*** Records shown

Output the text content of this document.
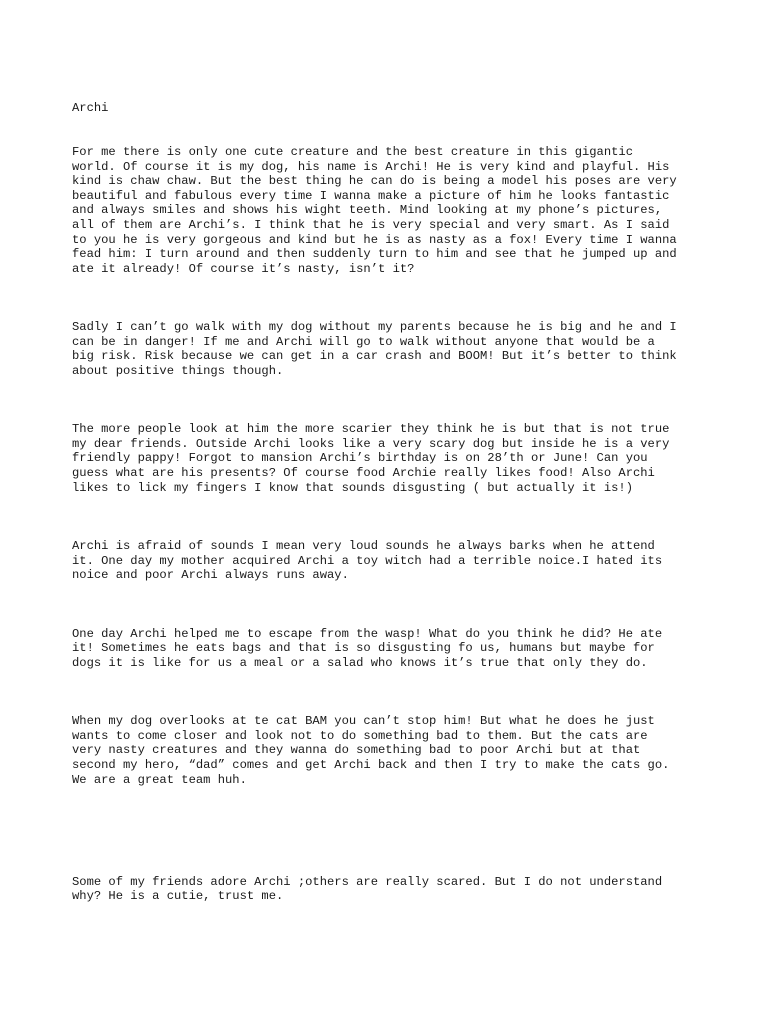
Archi

For me there is only one cute creature and the best creature in this gigantic
world. Of course it is my dog, his name is Archi! He is very kind and playful. His
kind is chaw chaw. But the best thing he can do is being a model his poses are very
beautiful and fabulous every time I wanna make a picture of him he looks fantastic
and always smiles and shows his wight teeth. Mind looking at my phone’s pictures,
all of them are Archi’s. I think that he is very special and very smart. As I said
to you he is very gorgeous and kind but he is as nasty as a fox! Every time I wanna
fead him: I turn around and then suddenly turn to him and see that he jumped up and
ate it already! Of course it’s nasty, isn’t it?

Sadly I can’t go walk with my dog without my parents because he is big and he and I
can be in danger! If me and Archi will go to walk without anyone that would be a
big risk. Risk because we can get in a car crash and BOOM! But it’s better to think
about positive things though.

The more people look at him the more scarier they think he is but that is not true
my dear friends. Outside Archi looks like a very scary dog but inside he is a very
friendly pappy! Forgot to mansion Archi’s birthday is on 28’th or June! Can you
guess what are his presents? Of course food Archie really likes food! Also Archi
likes to lick my fingers I know that sounds disgusting ( but actually it is!)

Archi is afraid of sounds I mean very loud sounds he always barks when he attend
it. One day my mother acquired Archi a toy witch had a terrible noice.I hated its
noice and poor Archi always runs away.

One day Archi helped me to escape from the wasp! What do you think he did? He ate
it! Sometimes he eats bags and that is so disgusting fo us, humans but maybe for
dogs it is like for us a meal or a salad who knows it’s true that only they do.

When my dog overlooks at te cat BAM you can’t stop him! But what he does he just
wants to come closer and look not to do something bad to them. But the cats are
very nasty creatures and they wanna do something bad to poor Archi but at that
second my hero, “dad” comes and get Archi back and then I try to make the cats go.
We are a great team huh.

Some of my friends adore Archi ;others are really scared. But I do not understand
why? He is a cutie, trust me.
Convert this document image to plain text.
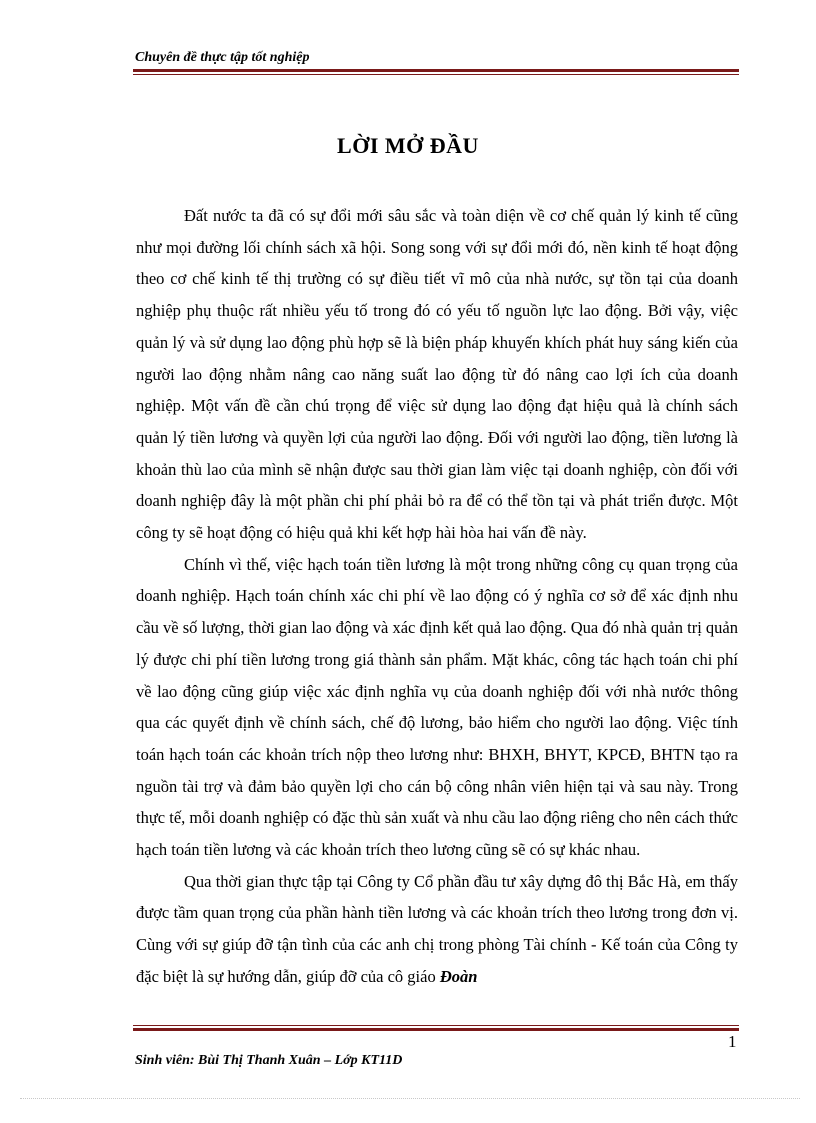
Chuyên đề thực tập tốt nghiệp
LỜI MỞ ĐẦU

Đất nước ta đã có sự đổi mới sâu sắc và toàn diện về cơ chế quản lý kinh tế cũng như mọi đường lối chính sách xã hội. Song song với sự đổi mới đó, nền kinh tế hoạt động theo cơ chế kinh tế thị trường có sự điều tiết vĩ mô của nhà nước, sự tồn tại của doanh nghiệp phụ thuộc rất nhiều yếu tố trong đó có yếu tố nguồn lực lao động. Bởi vậy, việc quản lý và sử dụng lao động phù hợp sẽ là biện pháp khuyến khích phát huy sáng kiến của người lao động nhằm nâng cao năng suất lao động từ đó nâng cao lợi ích của doanh nghiệp. Một vấn đề cần chú trọng để việc sử dụng lao động đạt hiệu quả là chính sách quản lý tiền lương và quyền lợi của người lao động. Đối với người lao động, tiền lương là khoản thù lao của mình sẽ nhận được sau thời gian làm việc tại doanh nghiệp, còn đối với doanh nghiệp đây là một phần chi phí phải bỏ ra để có thể tồn tại và phát triển được. Một công ty sẽ hoạt động có hiệu quả khi kết hợp hài hòa hai vấn đề này.

Chính vì thế, việc hạch toán tiền lương là một trong những công cụ quan trọng của doanh nghiệp. Hạch toán chính xác chi phí về lao động có ý nghĩa cơ sở để xác định nhu cầu về số lượng, thời gian lao động và xác định kết quả lao động. Qua đó nhà quản trị quản lý được chi phí tiền lương trong giá thành sản phẩm. Mặt khác, công tác hạch toán chi phí về lao động cũng giúp việc xác định nghĩa vụ của doanh nghiệp đối với nhà nước thông qua các quyết định về chính sách, chế độ lương, bảo hiểm cho người lao động. Việc tính toán hạch toán các khoản trích nộp theo lương như: BHXH, BHYT, KPCĐ, BHTN tạo ra nguồn tài trợ và đảm bảo quyền lợi cho cán bộ công nhân viên hiện tại và sau này. Trong thực tế, mỗi doanh nghiệp có đặc thù sản xuất và nhu cầu lao động riêng cho nên cách thức hạch toán tiền lương và các khoản trích theo lương cũng sẽ có sự khác nhau.

Qua thời gian thực tập tại Công ty Cổ phần đầu tư xây dựng đô thị Bắc Hà, em thấy được tầm quan trọng của phần hành tiền lương và các khoản trích theo lương trong đơn vị. Cùng với sự giúp đỡ tận tình của các anh chị trong phòng Tài chính - Kế toán của Công ty đặc biệt là sự hướng dẫn, giúp đỡ của cô giáo Đoàn

1
Sinh viên: Bùi Thị Thanh Xuân – Lớp KT11D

******

**What to produce**
Make an exact copy of the data, leaving its pictures out.

**Final result**
Output the text content of this document.
Archi

For me there is only one cute creature and the best creature in this gigantic
world. Of course it is my dog, his name is Archi! He is very kind and playful. His
kind is chaw chaw. But the best thing he can do is being a model his poses are very
beautiful and fabulous every time I wanna make a picture of him he looks fantastic
and always smiles and shows his wight teeth. Mind looking at my phone’s pictures,
all of them are Archi’s. I think that he is very special and very smart. As I said
to you he is very gorgeous and kind but he is as nasty as a fox! Every time I wanna
fead him: I turn around and then suddenly turn to him and see that he jumped up and
ate it already! Of course it’s nasty, isn’t it?

Sadly I can’t go walk with my dog without my parents because he is big and he and I
can be in danger! If me and Archi will go to walk without anyone that would be a
big risk. Risk because we can get in a car crash and BOOM! But it’s better to think
about positive things though.

The more people look at him the more scarier they think he is but that is not true
my dear friends. Outside Archi looks like a very scary dog but inside he is a very
friendly pappy! Forgot to mansion Archi’s birthday is on 28’th or June! Can you
guess what are his presents? Of course food Archie really likes food! Also Archi
likes to lick my fingers I know that sounds disgusting ( but actually it is!)

Archi is afraid of sounds I mean very loud sounds he always barks when he attend
it. One day my mother acquired Archi a toy witch had a terrible noice.I hated its
noice and poor Archi always runs away.

One day Archi helped me to escape from the wasp! What do you think he did? He ate
it! Sometimes he eats bags and that is so disgusting fo us, humans but maybe for
dogs it is like for us a meal or a salad who knows it’s true that only they do.

When my dog overlooks at te cat BAM you can’t stop him! But what he does he just
wants to come closer and look not to do something bad to them. But the cats are
very nasty creatures and they wanna do something bad to poor Archi but at that
second my hero, “dad” comes and get Archi back and then I try to make the cats go.
We are a great team huh.

Some of my friends adore Archi ;others are really scared. But I do not understand
why? He is a cutie, trust me.
Convert this document image to plain text.
Chuyên đề thực tập tốt nghiệp
LỜI MỞ ĐẦU

Đất nước ta đã có sự đổi mới sâu sắc và toàn diện về cơ chế quản lý kinh tế cũng như mọi đường lối chính sách xã hội. Song song với sự đổi mới đó, nền kinh tế hoạt động theo cơ chế kinh tế thị trường có sự điều tiết vĩ mô của nhà nước, sự tồn tại của doanh nghiệp phụ thuộc rất nhiều yếu tố trong đó có yếu tố nguồn lực lao động. Bởi vậy, việc quản lý và sử dụng lao động phù hợp sẽ là biện pháp khuyến khích phát huy sáng kiến của người lao động nhằm nâng cao năng suất lao động từ đó nâng cao lợi ích của doanh nghiệp. Một vấn đề cần chú trọng để việc sử dụng lao động đạt hiệu quả là chính sách quản lý tiền lương và quyền lợi của người lao động. Đối với người lao động, tiền lương là khoản thù lao của mình sẽ nhận được sau thời gian làm việc tại doanh nghiệp, còn đối với doanh nghiệp đây là một phần chi phí phải bỏ ra để có thể tồn tại và phát triển được. Một công ty sẽ hoạt động có hiệu quả khi kết hợp hài hòa hai vấn đề này.

Chính vì thế, việc hạch toán tiền lương là một trong những công cụ quan trọng của doanh nghiệp. Hạch toán chính xác chi phí về lao động có ý nghĩa cơ sở để xác định nhu cầu về số lượng, thời gian lao động và xác định kết quả lao động. Qua đó nhà quản trị quản lý được chi phí tiền lương trong giá thành sản phẩm. Mặt khác, công tác hạch toán chi phí về lao động cũng giúp việc xác định nghĩa vụ của doanh nghiệp đối với nhà nước thông qua các quyết định về chính sách, chế độ lương, bảo hiểm cho người lao động. Việc tính toán hạch toán các khoản trích nộp theo lương như: BHXH, BHYT, KPCĐ, BHTN tạo ra nguồn tài trợ và đảm bảo quyền lợi cho cán bộ công nhân viên hiện tại và sau này. Trong thực tế, mỗi doanh nghiệp có đặc thù sản xuất và nhu cầu lao động riêng cho nên cách thức hạch toán tiền lương và các khoản trích theo lương cũng sẽ có sự khác nhau.

Qua thời gian thực tập tại Công ty Cổ phần đầu tư xây dựng đô thị Bắc Hà, em thấy được tầm quan trọng của phần hành tiền lương và các khoản trích theo lương trong đơn vị. Cùng với sự giúp đỡ tận tình của các anh chị trong phòng Tài chính - Kế toán của Công ty đặc biệt là sự hướng dẫn, giúp đỡ của cô giáo Đoàn

1
Sinh viên: Bùi Thị Thanh Xuân – Lớp KT11D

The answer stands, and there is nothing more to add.